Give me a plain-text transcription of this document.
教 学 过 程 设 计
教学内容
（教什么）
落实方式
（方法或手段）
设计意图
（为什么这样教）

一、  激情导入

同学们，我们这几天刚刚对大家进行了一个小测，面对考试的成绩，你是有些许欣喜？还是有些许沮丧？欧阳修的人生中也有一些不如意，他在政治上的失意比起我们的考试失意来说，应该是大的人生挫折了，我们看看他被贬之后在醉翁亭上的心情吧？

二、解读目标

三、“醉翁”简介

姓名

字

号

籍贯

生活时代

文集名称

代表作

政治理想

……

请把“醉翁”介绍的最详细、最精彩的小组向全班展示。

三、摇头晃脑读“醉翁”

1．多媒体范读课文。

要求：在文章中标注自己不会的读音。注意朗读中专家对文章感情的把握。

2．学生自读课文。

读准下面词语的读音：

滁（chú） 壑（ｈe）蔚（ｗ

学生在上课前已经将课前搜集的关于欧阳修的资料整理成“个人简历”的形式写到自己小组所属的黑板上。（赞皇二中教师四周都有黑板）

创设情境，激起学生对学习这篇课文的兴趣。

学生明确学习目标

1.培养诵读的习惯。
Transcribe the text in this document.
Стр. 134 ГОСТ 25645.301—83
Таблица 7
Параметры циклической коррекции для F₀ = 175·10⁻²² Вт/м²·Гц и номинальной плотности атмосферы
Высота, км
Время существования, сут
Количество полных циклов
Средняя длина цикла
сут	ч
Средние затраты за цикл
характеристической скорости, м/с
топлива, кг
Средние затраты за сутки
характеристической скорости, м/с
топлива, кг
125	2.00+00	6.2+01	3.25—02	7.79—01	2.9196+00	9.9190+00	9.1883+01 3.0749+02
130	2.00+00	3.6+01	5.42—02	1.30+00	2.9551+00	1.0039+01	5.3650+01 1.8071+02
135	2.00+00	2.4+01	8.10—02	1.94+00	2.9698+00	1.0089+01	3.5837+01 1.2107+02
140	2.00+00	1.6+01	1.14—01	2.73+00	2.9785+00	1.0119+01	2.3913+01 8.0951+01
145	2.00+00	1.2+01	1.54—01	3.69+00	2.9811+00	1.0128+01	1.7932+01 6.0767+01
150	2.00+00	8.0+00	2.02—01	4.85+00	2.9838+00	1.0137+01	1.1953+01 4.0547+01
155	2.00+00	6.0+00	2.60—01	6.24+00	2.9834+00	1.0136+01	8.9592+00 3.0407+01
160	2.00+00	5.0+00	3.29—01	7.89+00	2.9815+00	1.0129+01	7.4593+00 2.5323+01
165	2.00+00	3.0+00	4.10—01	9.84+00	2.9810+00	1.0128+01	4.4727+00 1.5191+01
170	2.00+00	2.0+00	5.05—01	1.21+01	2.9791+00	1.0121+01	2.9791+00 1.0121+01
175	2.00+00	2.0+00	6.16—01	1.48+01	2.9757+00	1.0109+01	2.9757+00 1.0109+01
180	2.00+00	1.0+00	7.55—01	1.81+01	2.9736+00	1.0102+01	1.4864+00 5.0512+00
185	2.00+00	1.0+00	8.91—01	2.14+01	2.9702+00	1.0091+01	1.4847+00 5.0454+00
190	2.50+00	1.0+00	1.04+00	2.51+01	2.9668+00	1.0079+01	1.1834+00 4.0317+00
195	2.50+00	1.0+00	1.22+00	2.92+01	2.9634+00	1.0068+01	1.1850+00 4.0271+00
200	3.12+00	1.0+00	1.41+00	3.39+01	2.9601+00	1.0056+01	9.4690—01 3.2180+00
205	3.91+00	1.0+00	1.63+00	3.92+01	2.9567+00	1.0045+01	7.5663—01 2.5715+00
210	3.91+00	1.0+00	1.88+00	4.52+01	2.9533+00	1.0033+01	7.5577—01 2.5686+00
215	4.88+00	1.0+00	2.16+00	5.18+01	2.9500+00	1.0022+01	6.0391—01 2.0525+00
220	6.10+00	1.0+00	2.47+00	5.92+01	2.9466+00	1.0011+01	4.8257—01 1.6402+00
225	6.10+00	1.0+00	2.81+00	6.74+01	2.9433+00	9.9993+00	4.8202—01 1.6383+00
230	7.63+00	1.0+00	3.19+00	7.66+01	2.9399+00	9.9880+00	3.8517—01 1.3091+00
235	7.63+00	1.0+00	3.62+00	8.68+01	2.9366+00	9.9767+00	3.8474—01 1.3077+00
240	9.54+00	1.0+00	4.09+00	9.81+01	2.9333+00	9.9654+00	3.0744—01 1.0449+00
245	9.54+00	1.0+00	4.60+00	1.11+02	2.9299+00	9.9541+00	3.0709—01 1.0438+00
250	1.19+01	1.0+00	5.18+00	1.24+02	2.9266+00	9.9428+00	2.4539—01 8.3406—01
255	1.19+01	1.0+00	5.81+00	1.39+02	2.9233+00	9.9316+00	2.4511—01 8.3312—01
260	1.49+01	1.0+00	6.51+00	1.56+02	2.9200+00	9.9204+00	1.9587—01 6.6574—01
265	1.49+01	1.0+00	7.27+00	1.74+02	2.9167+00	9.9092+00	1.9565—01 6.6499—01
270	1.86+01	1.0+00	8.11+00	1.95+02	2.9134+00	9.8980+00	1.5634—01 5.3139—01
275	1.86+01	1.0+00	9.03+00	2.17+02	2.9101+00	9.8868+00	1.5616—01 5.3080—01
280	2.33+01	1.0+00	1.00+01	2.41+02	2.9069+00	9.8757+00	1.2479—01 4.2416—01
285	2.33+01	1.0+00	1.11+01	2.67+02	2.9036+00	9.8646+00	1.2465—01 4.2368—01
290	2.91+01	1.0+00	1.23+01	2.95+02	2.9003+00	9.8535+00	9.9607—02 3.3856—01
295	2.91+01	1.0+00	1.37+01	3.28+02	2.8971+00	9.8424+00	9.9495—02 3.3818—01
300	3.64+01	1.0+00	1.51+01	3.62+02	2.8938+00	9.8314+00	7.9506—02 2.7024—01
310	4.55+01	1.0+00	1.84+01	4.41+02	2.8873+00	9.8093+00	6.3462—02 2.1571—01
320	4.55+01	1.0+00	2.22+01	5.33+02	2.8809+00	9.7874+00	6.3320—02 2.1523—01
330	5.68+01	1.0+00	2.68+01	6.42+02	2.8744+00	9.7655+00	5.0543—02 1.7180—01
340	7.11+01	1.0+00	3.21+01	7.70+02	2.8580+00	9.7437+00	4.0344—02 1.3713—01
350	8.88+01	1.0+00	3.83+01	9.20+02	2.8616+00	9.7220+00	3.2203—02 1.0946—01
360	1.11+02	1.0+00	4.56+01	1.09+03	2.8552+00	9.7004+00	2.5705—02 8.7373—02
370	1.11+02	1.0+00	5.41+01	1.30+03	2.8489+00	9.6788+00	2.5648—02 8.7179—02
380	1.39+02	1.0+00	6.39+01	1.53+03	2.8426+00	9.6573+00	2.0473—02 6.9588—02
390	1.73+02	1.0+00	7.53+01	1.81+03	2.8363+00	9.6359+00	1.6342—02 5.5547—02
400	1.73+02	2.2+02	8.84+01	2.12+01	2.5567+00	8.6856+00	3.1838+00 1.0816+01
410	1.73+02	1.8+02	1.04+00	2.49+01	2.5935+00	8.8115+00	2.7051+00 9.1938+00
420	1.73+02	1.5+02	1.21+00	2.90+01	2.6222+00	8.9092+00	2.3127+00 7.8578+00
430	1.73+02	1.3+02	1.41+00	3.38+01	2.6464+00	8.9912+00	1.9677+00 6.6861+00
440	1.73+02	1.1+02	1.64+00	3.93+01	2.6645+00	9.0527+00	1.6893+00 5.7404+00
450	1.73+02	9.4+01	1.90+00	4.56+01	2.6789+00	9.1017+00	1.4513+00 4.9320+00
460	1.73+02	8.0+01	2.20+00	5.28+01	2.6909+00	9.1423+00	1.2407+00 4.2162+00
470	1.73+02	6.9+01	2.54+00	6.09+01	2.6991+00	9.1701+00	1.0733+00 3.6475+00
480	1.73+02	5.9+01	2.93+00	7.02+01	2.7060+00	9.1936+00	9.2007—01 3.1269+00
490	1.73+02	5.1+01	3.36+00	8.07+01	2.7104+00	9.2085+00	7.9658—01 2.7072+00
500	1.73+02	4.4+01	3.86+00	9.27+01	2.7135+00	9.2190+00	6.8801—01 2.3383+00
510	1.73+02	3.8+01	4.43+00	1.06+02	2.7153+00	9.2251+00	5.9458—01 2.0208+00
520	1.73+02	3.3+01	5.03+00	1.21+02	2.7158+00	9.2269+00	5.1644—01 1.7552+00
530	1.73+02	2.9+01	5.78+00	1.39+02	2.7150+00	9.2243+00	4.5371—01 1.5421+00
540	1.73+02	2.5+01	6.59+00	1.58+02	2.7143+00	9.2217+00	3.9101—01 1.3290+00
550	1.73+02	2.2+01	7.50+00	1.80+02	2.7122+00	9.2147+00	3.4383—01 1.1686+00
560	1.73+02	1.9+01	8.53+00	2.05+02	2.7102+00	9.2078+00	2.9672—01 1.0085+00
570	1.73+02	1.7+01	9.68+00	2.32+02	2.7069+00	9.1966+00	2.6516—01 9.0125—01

■ ■ ■ ■ ■ ■ ■

__Problem details__. Pull out all lines in the data above that include "this".

__Task output__.
Give me a plain-text transcription of this document.
Transcribe the text in this document.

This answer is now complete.